(Source records)
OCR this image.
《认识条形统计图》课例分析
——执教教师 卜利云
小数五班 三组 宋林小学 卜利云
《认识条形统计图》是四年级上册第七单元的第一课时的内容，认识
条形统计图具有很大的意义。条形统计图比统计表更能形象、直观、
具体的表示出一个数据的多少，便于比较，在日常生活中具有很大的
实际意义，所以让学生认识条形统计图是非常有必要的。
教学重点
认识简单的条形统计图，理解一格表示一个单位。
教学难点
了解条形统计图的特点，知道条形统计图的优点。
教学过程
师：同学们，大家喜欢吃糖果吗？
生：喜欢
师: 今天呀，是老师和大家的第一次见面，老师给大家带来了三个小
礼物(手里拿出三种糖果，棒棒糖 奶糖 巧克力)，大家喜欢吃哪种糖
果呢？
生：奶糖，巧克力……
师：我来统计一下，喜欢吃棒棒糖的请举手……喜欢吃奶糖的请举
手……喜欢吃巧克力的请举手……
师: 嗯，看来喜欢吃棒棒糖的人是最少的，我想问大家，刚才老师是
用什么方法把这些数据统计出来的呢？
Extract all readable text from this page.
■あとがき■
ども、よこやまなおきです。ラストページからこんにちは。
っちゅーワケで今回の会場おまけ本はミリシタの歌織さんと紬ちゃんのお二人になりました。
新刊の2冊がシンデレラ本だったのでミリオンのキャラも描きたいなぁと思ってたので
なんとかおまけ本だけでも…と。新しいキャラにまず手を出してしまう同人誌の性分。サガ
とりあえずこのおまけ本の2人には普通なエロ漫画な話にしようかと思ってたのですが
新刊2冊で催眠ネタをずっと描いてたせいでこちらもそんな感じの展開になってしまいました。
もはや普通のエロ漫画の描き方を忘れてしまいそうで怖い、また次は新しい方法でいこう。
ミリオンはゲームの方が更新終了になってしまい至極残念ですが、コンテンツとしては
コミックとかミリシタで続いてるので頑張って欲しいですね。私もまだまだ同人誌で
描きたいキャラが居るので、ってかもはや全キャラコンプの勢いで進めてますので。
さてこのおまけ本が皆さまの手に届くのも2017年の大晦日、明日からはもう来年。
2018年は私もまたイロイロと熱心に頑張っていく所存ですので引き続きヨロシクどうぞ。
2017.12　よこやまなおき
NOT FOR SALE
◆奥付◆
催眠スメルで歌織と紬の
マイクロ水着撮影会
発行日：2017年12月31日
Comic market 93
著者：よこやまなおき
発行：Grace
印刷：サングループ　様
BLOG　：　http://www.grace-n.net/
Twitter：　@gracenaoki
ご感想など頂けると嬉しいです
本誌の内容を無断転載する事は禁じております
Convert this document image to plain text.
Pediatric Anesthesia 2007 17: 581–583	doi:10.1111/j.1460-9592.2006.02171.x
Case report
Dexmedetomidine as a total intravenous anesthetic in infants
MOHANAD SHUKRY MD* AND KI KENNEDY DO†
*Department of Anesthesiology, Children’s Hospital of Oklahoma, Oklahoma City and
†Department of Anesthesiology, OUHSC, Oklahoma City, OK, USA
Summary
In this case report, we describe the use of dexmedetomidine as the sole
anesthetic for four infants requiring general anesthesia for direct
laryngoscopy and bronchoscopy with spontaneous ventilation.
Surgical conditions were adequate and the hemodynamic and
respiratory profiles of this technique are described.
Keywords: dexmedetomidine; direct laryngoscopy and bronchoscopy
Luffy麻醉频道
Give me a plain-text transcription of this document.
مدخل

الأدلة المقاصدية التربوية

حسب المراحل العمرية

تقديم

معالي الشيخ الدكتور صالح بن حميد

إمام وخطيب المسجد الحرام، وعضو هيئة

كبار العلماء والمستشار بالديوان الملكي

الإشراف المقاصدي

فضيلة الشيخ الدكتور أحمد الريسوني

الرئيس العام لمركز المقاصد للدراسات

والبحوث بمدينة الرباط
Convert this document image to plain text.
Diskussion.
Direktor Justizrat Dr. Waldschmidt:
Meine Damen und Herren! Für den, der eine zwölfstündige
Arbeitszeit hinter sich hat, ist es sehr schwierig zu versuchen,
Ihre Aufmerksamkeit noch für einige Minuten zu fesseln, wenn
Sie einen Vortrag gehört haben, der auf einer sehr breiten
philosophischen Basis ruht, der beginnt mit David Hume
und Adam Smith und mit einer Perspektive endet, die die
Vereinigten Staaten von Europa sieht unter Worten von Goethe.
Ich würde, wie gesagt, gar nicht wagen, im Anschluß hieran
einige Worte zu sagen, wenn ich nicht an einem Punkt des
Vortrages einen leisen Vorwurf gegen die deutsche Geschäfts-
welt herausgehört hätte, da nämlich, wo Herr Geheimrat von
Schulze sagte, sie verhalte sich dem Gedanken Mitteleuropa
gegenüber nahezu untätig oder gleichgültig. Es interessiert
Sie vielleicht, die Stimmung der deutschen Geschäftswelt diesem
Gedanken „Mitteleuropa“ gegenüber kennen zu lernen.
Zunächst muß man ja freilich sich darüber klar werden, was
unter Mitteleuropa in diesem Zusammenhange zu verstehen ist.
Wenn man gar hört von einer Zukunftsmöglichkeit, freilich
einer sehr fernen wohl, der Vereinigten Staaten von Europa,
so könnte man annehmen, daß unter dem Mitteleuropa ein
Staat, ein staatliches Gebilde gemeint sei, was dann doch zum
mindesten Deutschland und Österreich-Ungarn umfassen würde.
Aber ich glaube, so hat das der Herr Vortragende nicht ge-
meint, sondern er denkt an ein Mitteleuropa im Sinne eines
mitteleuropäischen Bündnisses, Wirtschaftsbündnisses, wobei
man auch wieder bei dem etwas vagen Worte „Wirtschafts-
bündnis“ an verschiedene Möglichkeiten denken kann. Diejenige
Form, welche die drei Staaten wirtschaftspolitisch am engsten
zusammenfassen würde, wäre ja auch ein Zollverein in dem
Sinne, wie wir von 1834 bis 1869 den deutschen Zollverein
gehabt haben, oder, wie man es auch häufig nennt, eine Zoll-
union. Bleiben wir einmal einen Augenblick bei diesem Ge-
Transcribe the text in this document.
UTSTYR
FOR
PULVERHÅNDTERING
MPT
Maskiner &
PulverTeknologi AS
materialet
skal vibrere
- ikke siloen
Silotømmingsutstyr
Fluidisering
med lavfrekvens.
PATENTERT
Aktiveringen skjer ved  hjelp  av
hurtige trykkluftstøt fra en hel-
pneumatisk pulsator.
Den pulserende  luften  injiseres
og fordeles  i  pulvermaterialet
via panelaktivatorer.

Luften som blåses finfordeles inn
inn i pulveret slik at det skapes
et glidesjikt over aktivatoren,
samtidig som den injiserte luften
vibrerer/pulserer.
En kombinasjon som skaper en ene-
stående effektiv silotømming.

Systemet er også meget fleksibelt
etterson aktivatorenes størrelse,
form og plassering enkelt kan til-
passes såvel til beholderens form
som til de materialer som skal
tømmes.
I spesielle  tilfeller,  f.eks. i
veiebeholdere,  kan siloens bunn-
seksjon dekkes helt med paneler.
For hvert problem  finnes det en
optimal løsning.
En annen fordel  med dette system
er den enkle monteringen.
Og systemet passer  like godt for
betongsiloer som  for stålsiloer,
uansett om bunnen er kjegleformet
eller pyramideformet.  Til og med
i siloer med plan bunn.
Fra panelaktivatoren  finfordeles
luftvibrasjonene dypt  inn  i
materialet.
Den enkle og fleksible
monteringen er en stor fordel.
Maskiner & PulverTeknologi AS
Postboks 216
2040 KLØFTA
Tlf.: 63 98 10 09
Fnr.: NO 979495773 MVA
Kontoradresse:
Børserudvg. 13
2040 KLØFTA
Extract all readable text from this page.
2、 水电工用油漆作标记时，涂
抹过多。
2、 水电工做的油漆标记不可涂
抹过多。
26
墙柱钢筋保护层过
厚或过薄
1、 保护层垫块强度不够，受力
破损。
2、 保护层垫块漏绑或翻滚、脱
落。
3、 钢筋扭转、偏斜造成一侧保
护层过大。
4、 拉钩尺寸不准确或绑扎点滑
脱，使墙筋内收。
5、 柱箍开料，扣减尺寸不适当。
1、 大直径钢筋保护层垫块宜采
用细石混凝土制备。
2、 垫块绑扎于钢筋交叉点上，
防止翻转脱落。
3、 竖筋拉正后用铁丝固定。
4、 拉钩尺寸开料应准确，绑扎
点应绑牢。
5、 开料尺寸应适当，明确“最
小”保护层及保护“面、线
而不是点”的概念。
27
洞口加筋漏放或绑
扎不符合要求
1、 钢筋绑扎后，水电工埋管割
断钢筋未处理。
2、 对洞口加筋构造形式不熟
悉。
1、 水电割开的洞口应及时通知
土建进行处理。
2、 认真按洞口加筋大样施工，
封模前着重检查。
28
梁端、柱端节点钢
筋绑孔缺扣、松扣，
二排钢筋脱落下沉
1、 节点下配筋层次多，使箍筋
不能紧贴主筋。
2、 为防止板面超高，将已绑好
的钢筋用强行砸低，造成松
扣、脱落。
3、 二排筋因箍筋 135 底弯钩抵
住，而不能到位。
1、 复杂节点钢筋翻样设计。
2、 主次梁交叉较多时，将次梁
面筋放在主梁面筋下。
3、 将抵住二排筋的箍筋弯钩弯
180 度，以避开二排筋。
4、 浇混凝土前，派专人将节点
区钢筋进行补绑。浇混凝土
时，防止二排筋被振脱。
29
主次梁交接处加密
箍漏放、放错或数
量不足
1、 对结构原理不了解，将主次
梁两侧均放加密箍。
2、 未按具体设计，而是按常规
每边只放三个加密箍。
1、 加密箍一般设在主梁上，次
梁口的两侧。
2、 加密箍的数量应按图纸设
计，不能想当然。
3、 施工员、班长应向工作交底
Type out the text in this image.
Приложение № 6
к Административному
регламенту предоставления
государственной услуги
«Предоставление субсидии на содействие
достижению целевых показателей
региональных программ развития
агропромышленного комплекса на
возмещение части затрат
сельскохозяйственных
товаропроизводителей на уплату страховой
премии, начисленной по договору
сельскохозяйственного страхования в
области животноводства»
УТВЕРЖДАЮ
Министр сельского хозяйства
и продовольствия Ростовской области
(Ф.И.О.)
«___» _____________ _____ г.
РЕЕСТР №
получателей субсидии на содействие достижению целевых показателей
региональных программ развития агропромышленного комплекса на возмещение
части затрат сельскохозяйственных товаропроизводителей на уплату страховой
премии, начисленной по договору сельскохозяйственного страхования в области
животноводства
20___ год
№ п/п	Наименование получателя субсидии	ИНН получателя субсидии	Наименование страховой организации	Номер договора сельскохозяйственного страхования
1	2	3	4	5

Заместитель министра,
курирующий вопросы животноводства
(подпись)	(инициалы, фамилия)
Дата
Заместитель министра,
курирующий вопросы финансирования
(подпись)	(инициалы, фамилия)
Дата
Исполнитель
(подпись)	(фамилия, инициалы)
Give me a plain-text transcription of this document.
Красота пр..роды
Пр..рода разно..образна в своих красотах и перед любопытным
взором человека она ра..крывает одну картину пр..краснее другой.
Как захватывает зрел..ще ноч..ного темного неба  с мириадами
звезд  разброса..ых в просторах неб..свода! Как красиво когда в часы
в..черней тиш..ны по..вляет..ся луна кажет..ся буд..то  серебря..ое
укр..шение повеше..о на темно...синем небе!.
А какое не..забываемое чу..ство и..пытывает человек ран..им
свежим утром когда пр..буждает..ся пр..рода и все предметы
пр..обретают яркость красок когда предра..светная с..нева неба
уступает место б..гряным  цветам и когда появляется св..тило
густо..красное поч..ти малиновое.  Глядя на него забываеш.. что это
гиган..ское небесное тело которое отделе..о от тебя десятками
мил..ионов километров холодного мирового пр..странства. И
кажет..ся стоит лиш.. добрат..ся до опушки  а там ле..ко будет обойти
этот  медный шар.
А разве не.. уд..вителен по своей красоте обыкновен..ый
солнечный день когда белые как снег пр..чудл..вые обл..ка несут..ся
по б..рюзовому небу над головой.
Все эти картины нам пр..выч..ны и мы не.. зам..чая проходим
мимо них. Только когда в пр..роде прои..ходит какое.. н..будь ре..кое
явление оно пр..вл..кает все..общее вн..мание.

:: Instructions for the task ::
Go through the records and gather the lines that hold "Sinne".

:: Answer ::
meint, sondern er denkt an ein Mitteleuropa im Sinne eines
Sinne, wie wir von 1834 bis 1869 den deutschen Zollverein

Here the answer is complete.